> [Exercise]
Write out the material below again, unchanged.

> [Provided data]
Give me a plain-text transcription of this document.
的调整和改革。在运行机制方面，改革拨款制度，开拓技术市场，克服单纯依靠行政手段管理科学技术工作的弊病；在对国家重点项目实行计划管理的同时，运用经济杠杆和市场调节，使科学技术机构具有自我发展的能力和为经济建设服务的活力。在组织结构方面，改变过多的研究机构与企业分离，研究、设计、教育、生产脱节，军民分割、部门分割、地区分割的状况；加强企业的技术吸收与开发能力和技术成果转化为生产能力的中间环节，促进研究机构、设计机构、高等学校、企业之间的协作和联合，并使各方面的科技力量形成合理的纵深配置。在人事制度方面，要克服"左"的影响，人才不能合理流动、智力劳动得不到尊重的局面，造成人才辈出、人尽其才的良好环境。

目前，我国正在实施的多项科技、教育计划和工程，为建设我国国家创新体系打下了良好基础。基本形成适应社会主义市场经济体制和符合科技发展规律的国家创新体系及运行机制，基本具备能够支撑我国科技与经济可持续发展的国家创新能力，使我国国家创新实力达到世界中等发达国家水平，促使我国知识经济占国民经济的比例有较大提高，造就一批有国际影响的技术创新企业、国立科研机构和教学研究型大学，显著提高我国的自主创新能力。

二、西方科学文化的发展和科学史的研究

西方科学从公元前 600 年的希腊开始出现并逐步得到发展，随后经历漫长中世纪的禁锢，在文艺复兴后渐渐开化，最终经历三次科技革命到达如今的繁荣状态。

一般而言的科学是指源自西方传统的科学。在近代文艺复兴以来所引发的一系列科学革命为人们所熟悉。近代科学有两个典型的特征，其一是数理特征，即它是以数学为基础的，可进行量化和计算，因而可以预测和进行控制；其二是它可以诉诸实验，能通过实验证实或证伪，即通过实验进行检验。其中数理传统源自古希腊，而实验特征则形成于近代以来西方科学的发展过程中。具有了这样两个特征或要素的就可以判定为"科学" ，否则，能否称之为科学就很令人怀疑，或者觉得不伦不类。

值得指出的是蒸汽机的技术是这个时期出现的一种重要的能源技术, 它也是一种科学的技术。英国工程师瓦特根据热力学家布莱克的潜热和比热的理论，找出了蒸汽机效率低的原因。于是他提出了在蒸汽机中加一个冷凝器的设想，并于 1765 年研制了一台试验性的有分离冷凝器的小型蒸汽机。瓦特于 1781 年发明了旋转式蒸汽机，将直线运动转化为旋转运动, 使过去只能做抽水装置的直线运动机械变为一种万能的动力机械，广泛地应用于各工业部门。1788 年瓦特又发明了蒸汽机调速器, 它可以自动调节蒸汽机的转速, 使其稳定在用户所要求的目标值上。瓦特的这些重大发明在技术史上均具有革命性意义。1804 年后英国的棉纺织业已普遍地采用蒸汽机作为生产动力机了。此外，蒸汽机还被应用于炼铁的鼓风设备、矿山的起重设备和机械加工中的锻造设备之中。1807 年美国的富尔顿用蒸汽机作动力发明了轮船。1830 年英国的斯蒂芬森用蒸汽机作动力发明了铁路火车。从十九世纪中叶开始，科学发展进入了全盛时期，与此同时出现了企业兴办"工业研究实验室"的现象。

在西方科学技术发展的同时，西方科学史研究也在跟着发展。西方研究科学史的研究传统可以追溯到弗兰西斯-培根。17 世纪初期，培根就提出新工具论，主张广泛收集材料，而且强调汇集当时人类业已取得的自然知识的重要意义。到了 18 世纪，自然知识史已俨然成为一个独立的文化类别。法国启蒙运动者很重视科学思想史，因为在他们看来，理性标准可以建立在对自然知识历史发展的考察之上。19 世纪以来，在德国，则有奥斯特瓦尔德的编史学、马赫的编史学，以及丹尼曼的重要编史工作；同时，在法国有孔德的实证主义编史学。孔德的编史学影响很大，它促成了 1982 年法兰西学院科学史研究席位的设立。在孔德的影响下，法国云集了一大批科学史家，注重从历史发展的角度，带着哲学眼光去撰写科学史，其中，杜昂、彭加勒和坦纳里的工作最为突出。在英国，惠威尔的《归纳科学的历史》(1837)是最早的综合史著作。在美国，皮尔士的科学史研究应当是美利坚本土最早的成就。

> [Right answer]
Give me a plain-text transcription of this document.
的调整和改革。在运行机制方面，改革拨款制度，开拓技术市场，克服单纯依靠行政手段管理科学技术工作的弊病；在对国家重点项目实行计划管理的同时，运用经济杠杆和市场调节，使科学技术机构具有自我发展的能力和为经济建设服务的活力。在组织结构方面，改变过多的研究机构与企业分离，研究、设计、教育、生产脱节，军民分割、部门分割、地区分割的状况；加强企业的技术吸收与开发能力和技术成果转化为生产能力的中间环节，促进研究机构、设计机构、高等学校、企业之间的协作和联合，并使各方面的科技力量形成合理的纵深配置。在人事制度方面，要克服"左"的影响，人才不能合理流动、智力劳动得不到尊重的局面，造成人才辈出、人尽其才的良好环境。

目前，我国正在实施的多项科技、教育计划和工程，为建设我国国家创新体系打下了良好基础。基本形成适应社会主义市场经济体制和符合科技发展规律的国家创新体系及运行机制，基本具备能够支撑我国科技与经济可持续发展的国家创新能力，使我国国家创新实力达到世界中等发达国家水平，促使我国知识经济占国民经济的比例有较大提高，造就一批有国际影响的技术创新企业、国立科研机构和教学研究型大学，显著提高我国的自主创新能力。

二、西方科学文化的发展和科学史的研究

西方科学从公元前 600 年的希腊开始出现并逐步得到发展，随后经历漫长中世纪的禁锢，在文艺复兴后渐渐开化，最终经历三次科技革命到达如今的繁荣状态。

一般而言的科学是指源自西方传统的科学。在近代文艺复兴以来所引发的一系列科学革命为人们所熟悉。近代科学有两个典型的特征，其一是数理特征，即它是以数学为基础的，可进行量化和计算，因而可以预测和进行控制；其二是它可以诉诸实验，能通过实验证实或证伪，即通过实验进行检验。其中数理传统源自古希腊，而实验特征则形成于近代以来西方科学的发展过程中。具有了这样两个特征或要素的就可以判定为"科学" ，否则，能否称之为科学就很令人怀疑，或者觉得不伦不类。

值得指出的是蒸汽机的技术是这个时期出现的一种重要的能源技术, 它也是一种科学的技术。英国工程师瓦特根据热力学家布莱克的潜热和比热的理论，找出了蒸汽机效率低的原因。于是他提出了在蒸汽机中加一个冷凝器的设想，并于 1765 年研制了一台试验性的有分离冷凝器的小型蒸汽机。瓦特于 1781 年发明了旋转式蒸汽机，将直线运动转化为旋转运动, 使过去只能做抽水装置的直线运动机械变为一种万能的动力机械，广泛地应用于各工业部门。1788 年瓦特又发明了蒸汽机调速器, 它可以自动调节蒸汽机的转速, 使其稳定在用户所要求的目标值上。瓦特的这些重大发明在技术史上均具有革命性意义。1804 年后英国的棉纺织业已普遍地采用蒸汽机作为生产动力机了。此外，蒸汽机还被应用于炼铁的鼓风设备、矿山的起重设备和机械加工中的锻造设备之中。1807 年美国的富尔顿用蒸汽机作动力发明了轮船。1830 年英国的斯蒂芬森用蒸汽机作动力发明了铁路火车。从十九世纪中叶开始，科学发展进入了全盛时期，与此同时出现了企业兴办"工业研究实验室"的现象。

在西方科学技术发展的同时，西方科学史研究也在跟着发展。西方研究科学史的研究传统可以追溯到弗兰西斯-培根。17 世纪初期，培根就提出新工具论，主张广泛收集材料，而且强调汇集当时人类业已取得的自然知识的重要意义。到了 18 世纪，自然知识史已俨然成为一个独立的文化类别。法国启蒙运动者很重视科学思想史，因为在他们看来，理性标准可以建立在对自然知识历史发展的考察之上。19 世纪以来，在德国，则有奥斯特瓦尔德的编史学、马赫的编史学，以及丹尼曼的重要编史工作；同时，在法国有孔德的实证主义编史学。孔德的编史学影响很大，它促成了 1982 年法兰西学院科学史研究席位的设立。在孔德的影响下，法国云集了一大批科学史家，注重从历史发展的角度，带着哲学眼光去撰写科学史，其中，杜昂、彭加勒和坦纳里的工作最为突出。在英国，惠威尔的《归纳科学的历史》(1837)是最早的综合史著作。在美国，皮尔士的科学史研究应当是美利坚本土最早的成就。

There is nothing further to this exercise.